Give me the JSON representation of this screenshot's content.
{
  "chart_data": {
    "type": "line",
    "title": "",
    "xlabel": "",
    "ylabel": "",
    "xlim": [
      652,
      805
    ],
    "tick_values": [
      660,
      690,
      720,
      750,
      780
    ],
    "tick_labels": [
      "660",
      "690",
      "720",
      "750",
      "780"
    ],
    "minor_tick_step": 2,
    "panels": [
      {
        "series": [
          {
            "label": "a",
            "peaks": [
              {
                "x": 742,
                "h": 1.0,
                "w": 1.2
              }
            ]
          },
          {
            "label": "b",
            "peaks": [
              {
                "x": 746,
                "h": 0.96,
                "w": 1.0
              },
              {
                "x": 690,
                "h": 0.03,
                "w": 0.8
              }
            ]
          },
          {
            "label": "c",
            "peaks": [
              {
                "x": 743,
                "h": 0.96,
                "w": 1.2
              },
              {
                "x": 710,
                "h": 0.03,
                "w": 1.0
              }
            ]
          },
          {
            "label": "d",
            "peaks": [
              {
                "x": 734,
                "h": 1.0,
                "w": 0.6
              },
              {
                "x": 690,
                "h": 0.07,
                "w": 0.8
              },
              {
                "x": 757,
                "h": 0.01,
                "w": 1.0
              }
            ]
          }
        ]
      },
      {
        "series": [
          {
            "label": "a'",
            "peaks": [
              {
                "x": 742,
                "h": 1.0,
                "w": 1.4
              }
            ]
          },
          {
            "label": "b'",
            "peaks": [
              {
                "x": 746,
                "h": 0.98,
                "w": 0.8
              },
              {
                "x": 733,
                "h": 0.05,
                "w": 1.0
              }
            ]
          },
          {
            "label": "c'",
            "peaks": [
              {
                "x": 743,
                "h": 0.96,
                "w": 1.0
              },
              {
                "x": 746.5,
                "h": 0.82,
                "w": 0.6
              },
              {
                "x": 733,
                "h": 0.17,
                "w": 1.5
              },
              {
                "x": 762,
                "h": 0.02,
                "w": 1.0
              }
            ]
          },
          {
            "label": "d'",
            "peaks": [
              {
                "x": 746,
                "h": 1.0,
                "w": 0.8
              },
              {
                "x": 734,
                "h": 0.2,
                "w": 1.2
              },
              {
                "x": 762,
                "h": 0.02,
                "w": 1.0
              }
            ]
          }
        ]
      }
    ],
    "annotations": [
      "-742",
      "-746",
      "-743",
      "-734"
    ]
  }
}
•••
→ What is needed: Repeat each entry word for word.

→ Response for this exercise:
Give me the JSON representation of this screenshot's content.
{
  "chart_data": {
    "type": "line",
    "title": "",
    "xlabel": "",
    "ylabel": "",
    "xlim": [
      652,
      805
    ],
    "tick_values": [
      660,
      690,
      720,
      750,
      780
    ],
    "tick_labels": [
      "660",
      "690",
      "720",
      "750",
      "780"
    ],
    "minor_tick_step": 2,
    "panels": [
      {
        "series": [
          {
            "label": "a",
            "peaks": [
              {
                "x": 742,
                "h": 1.0,
                "w": 1.2
              }
            ]
          },
          {
            "label": "b",
            "peaks": [
              {
                "x": 746,
                "h": 0.96,
                "w": 1.0
              },
              {
                "x": 690,
                "h": 0.03,
                "w": 0.8
              }
            ]
          },
          {
            "label": "c",
            "peaks": [
              {
                "x": 743,
                "h": 0.96,
                "w": 1.2
              },
              {
                "x": 710,
                "h": 0.03,
                "w": 1.0
              }
            ]
          },
          {
            "label": "d",
            "peaks": [
              {
                "x": 734,
                "h": 1.0,
                "w": 0.6
              },
              {
                "x": 690,
                "h": 0.07,
                "w": 0.8
              },
              {
                "x": 757,
                "h": 0.01,
                "w": 1.0
              }
            ]
          }
        ]
      },
      {
        "series": [
          {
            "label": "a'",
            "peaks": [
              {
                "x": 742,
                "h": 1.0,
                "w": 1.4
              }
            ]
          },
          {
            "label": "b'",
            "peaks": [
              {
                "x": 746,
                "h": 0.98,
                "w": 0.8
              },
              {
                "x": 733,
                "h": 0.05,
                "w": 1.0
              }
            ]
          },
          {
            "label": "c'",
            "peaks": [
              {
                "x": 743,
                "h": 0.96,
                "w": 1.0
              },
              {
                "x": 746.5,
                "h": 0.82,
                "w": 0.6
              },
              {
                "x": 733,
                "h": 0.17,
                "w": 1.5
              },
              {
                "x": 762,
                "h": 0.02,
                "w": 1.0
              }
            ]
          },
          {
            "label": "d'",
            "peaks": [
              {
                "x": 746,
                "h": 1.0,
                "w": 0.8
              },
              {
                "x": 734,
                "h": 0.2,
                "w": 1.2
              },
              {
                "x": 762,
                "h": 0.02,
                "w": 1.0
              }
            ]
          }
        ]
      }
    ],
    "annotations": [
      "-742",
      "-746",
      "-743",
      "-734"
    ]
  }
}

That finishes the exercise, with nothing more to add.